• **Exercise**: Return the number of lines holding "upper", with nothing added.

• **Source data**:
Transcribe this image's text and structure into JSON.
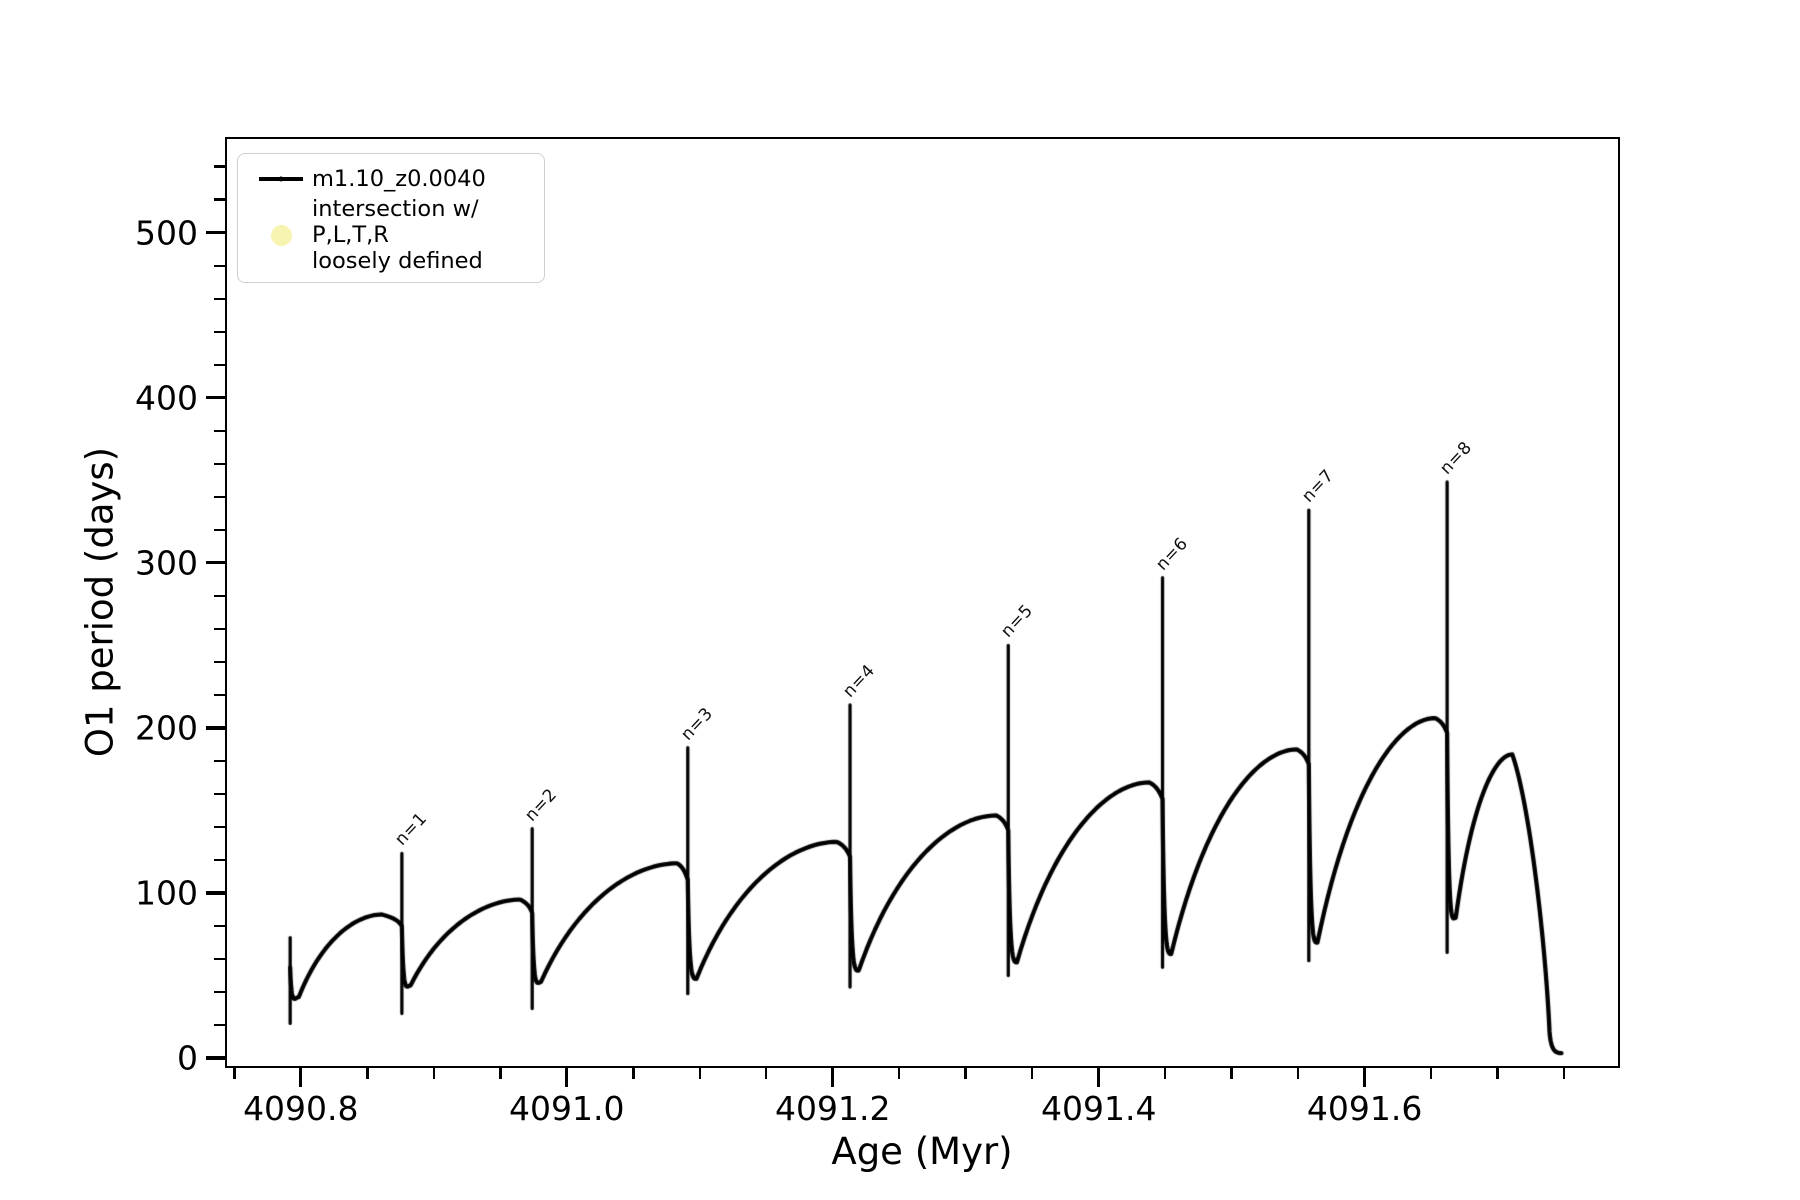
{
  "figure": {
    "background": "#ffffff",
    "line_color": "#000000",
    "intersection_marker_color": "#f7f3b0"
  },
  "legend": {
    "position": "upper left",
    "entries": [
      {
        "marker": "line-with-dot",
        "label": "m1.10_z0.0040"
      },
      {
        "marker": "pale-yellow-circle",
        "label_line1": "intersection w/ P,L,T,R",
        "label_line2": "loosely defined"
      }
    ]
  },
  "chart_data": {
    "type": "line",
    "title": "",
    "xlabel": "Age (Myr)",
    "ylabel": "O1 period (days)",
    "xlim": [
      4090.743,
      4091.792
    ],
    "ylim": [
      -6,
      558
    ],
    "grid": false,
    "x_axis": {
      "major_tick_values": [
        4090.8,
        4091.0,
        4091.2,
        4091.4,
        4091.6
      ],
      "major_tick_labels": [
        "4090.8",
        "4091.0",
        "4091.2",
        "4091.4",
        "4091.6"
      ],
      "minor_tick_start": 4090.75,
      "minor_tick_step": 0.05,
      "minor_tick_end": 4091.75
    },
    "y_axis": {
      "major_tick_values": [
        0,
        100,
        200,
        300,
        400,
        500
      ],
      "major_tick_labels": [
        "0",
        "100",
        "200",
        "300",
        "400",
        "500"
      ],
      "minor_tick_start": 20,
      "minor_tick_step": 20,
      "minor_tick_end": 540
    },
    "series_name": "m1.10_z0.0040",
    "description": "O1 pulsation period vs age; sawtooth cycles with narrow vertical spikes at thermal pulses labeled n=1..n=8",
    "spikes": [
      {
        "label": "",
        "age": 4090.792,
        "top": 73,
        "bottom": 21,
        "dip_in": 55,
        "min_after": 37
      },
      {
        "label": "n=1",
        "age": 4090.876,
        "top": 124,
        "bottom": 27,
        "dip_in": 80,
        "min_after": 44
      },
      {
        "label": "n=2",
        "age": 4090.974,
        "top": 139,
        "bottom": 30,
        "dip_in": 88,
        "min_after": 46
      },
      {
        "label": "n=3",
        "age": 4091.091,
        "top": 188,
        "bottom": 39,
        "dip_in": 108,
        "min_after": 48
      },
      {
        "label": "n=4",
        "age": 4091.213,
        "top": 214,
        "bottom": 43,
        "dip_in": 122,
        "min_after": 53
      },
      {
        "label": "n=5",
        "age": 4091.332,
        "top": 250,
        "bottom": 50,
        "dip_in": 138,
        "min_after": 58
      },
      {
        "label": "n=6",
        "age": 4091.448,
        "top": 291,
        "bottom": 55,
        "dip_in": 157,
        "min_after": 63
      },
      {
        "label": "n=7",
        "age": 4091.558,
        "top": 332,
        "bottom": 59,
        "dip_in": 178,
        "min_after": 70
      },
      {
        "label": "n=8",
        "age": 4091.662,
        "top": 349,
        "bottom": 64,
        "dip_in": 197,
        "min_after": 85
      }
    ],
    "humps": [
      {
        "age": 4090.861,
        "value": 87
      },
      {
        "age": 4090.965,
        "value": 96
      },
      {
        "age": 4091.083,
        "value": 118
      },
      {
        "age": 4091.203,
        "value": 131
      },
      {
        "age": 4091.323,
        "value": 147
      },
      {
        "age": 4091.438,
        "value": 167
      },
      {
        "age": 4091.549,
        "value": 187
      },
      {
        "age": 4091.653,
        "value": 206
      }
    ],
    "tail": {
      "hump_age": 4091.711,
      "hump_value": 184,
      "end_age": 4091.748,
      "end_value": 3
    },
    "legend_position": "upper left"
  }
}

• **The result**: 2